| Exercise requirements |
Rewrite the data below as a JSON list of strings, from its first line through the line containing "day-number: 8 xyxy=(564,165,663,179)". Use one string per line and leave out blank lines.
##############################
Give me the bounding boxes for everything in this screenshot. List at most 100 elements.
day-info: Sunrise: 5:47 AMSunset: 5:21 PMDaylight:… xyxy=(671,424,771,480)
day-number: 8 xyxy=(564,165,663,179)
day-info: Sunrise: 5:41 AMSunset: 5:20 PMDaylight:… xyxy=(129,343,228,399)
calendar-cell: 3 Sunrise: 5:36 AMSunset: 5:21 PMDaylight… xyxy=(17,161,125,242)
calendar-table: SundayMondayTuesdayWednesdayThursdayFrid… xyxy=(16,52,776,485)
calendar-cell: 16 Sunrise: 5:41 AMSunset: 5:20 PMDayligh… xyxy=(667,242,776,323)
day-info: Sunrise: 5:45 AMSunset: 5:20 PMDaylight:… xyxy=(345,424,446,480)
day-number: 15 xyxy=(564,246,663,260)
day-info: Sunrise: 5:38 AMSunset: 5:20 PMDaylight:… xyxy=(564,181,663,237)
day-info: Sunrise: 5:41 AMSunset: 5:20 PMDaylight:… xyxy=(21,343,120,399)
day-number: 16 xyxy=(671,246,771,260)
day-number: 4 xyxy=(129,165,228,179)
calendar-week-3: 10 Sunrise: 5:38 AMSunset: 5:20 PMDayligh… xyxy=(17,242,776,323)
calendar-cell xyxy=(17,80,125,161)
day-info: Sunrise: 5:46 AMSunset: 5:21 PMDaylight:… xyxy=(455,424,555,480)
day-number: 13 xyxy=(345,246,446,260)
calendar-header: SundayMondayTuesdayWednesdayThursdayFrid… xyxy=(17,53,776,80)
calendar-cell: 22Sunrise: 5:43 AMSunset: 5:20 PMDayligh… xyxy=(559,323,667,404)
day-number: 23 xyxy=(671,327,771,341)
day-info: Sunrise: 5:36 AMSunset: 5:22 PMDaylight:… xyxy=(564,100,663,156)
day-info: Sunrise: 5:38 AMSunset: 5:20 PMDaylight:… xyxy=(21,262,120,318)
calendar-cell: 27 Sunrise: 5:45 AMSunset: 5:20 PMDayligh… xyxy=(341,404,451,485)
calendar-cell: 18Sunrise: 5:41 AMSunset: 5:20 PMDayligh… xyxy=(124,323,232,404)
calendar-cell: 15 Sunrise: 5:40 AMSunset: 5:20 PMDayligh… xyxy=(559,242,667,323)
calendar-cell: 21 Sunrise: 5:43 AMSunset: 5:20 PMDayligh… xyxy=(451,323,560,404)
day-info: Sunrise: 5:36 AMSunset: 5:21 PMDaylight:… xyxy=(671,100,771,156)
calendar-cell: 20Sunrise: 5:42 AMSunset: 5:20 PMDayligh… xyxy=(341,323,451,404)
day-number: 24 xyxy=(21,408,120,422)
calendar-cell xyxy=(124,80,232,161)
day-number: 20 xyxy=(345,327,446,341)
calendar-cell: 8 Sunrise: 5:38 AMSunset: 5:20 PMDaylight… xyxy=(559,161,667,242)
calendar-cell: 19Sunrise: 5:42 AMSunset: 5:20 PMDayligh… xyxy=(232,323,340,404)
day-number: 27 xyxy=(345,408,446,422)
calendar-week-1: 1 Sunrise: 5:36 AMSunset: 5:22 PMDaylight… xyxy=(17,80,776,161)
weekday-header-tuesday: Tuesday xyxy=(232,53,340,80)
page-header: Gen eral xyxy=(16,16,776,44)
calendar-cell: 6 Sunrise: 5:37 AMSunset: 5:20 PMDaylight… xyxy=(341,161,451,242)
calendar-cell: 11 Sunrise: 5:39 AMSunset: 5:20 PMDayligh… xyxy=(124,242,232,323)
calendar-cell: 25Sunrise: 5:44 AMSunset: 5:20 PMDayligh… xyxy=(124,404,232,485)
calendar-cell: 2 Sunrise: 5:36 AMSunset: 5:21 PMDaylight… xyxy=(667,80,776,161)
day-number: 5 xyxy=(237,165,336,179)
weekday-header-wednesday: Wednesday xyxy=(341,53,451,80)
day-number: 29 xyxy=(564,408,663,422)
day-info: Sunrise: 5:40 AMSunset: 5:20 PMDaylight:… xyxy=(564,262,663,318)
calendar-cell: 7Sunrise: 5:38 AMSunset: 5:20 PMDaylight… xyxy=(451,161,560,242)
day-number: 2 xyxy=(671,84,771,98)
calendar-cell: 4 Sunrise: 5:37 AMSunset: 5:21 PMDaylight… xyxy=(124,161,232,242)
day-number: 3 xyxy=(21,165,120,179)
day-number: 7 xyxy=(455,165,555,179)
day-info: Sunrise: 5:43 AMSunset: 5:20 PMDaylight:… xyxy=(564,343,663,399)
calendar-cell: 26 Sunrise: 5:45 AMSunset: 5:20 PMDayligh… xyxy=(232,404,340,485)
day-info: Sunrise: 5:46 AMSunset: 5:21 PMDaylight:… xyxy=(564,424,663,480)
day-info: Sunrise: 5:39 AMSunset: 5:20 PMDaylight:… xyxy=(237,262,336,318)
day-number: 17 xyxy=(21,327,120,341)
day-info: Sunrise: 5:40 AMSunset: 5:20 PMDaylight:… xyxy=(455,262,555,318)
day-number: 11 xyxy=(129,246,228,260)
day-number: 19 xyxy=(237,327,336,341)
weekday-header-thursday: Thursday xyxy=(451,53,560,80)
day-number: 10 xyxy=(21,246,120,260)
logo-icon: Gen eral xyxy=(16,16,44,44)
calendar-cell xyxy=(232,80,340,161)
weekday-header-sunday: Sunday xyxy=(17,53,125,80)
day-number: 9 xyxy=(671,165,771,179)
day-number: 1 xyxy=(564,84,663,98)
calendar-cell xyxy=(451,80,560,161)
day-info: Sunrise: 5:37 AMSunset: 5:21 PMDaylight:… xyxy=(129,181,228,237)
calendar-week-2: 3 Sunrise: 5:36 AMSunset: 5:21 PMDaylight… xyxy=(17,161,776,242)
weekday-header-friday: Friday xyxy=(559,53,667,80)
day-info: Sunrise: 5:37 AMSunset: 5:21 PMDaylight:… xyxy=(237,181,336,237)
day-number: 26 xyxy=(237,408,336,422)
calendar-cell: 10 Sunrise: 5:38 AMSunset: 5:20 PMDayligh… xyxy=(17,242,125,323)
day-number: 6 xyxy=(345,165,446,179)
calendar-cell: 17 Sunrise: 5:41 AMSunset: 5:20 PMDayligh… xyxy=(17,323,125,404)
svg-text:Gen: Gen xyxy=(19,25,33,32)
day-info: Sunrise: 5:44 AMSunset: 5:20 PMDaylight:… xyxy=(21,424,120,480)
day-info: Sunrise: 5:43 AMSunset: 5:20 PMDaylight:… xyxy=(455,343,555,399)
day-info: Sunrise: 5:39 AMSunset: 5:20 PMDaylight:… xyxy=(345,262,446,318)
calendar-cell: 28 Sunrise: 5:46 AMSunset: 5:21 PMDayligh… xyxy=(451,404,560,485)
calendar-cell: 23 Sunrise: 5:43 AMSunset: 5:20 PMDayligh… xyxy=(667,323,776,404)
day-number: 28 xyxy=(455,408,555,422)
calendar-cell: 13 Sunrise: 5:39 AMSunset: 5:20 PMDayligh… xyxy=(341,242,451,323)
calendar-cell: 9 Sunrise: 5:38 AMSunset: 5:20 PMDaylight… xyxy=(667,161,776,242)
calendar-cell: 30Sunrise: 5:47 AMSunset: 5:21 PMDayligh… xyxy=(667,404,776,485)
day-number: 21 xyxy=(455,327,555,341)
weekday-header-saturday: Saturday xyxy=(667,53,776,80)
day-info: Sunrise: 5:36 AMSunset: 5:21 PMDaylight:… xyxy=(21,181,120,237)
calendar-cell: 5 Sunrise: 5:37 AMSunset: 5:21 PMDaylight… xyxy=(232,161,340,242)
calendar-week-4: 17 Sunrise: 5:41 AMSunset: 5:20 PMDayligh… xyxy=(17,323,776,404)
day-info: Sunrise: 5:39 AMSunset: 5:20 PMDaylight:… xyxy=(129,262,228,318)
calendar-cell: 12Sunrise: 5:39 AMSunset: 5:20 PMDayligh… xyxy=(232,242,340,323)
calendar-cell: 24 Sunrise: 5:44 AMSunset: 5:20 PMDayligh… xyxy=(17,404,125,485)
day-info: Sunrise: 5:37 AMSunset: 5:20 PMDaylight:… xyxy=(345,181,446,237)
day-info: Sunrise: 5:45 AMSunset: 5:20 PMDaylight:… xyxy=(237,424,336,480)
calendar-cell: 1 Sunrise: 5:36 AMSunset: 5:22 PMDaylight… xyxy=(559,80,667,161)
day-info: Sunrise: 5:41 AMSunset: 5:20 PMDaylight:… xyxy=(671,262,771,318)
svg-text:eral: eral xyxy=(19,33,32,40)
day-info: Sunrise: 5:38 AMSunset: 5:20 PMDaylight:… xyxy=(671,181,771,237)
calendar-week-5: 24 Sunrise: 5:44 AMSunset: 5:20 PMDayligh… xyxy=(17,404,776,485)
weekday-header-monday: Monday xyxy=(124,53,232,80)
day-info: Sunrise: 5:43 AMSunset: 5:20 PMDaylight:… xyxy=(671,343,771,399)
##############################
| The response |
[
  "Give me the bounding boxes for everything in this screenshot. List at most 100 elements.",
  "day-info: Sunrise: 5:47 AMSunset: 5:21 PMDaylight:… xyxy=(671,424,771,480)",
  "day-number: 8 xyxy=(564,165,663,179)"
]